**Data lines**:
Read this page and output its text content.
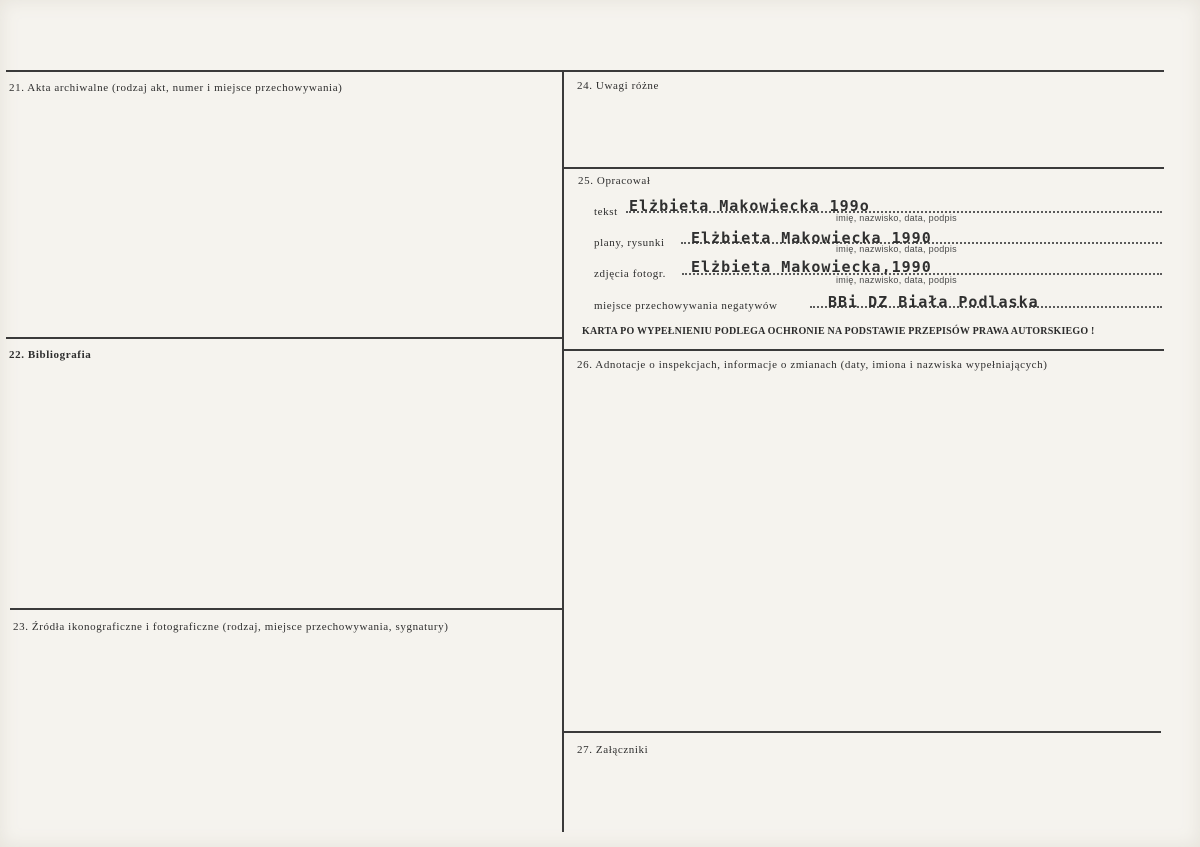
21. Akta archiwalne (rodzaj akt, numer i miejsce przechowywania)
22. Bibliografia
23. Źródła ikonograficzne i fotograficzne (rodzaj, miejsce przechowywania, sygnatury)
24. Uwagi różne
25. Opracował
26. Adnotacje o inspekcjach, informacje o zmianach (daty, imiona i nazwiska wypełniających)
27. Załączniki
tekst Elżbieta Makowiecka 199o
imię, nazwisko, data, podpis
plany, rysunki Elżbieta Makowiecka 1990
imię, nazwisko, data, podpis
zdjęcia fotogr. Elżbieta Makowiecka,1990
imię, nazwisko, data, podpis
miejsce przechowywania negatywów	BBi DZ Biała Podlaska
KARTA PO WYPEŁNIENIU PODLEGA OCHRONIE NA PODSTAWIE PRZEPISÓW PRAWA AUTORSKIEGO !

**Set problem**: Copy every single line of the material above that holds "Elżbieta".

**Solved exercise**:
tekst Elżbieta Makowiecka 199o
plany, rysunki Elżbieta Makowiecka 1990
zdjęcia fotogr. Elżbieta Makowiecka,1990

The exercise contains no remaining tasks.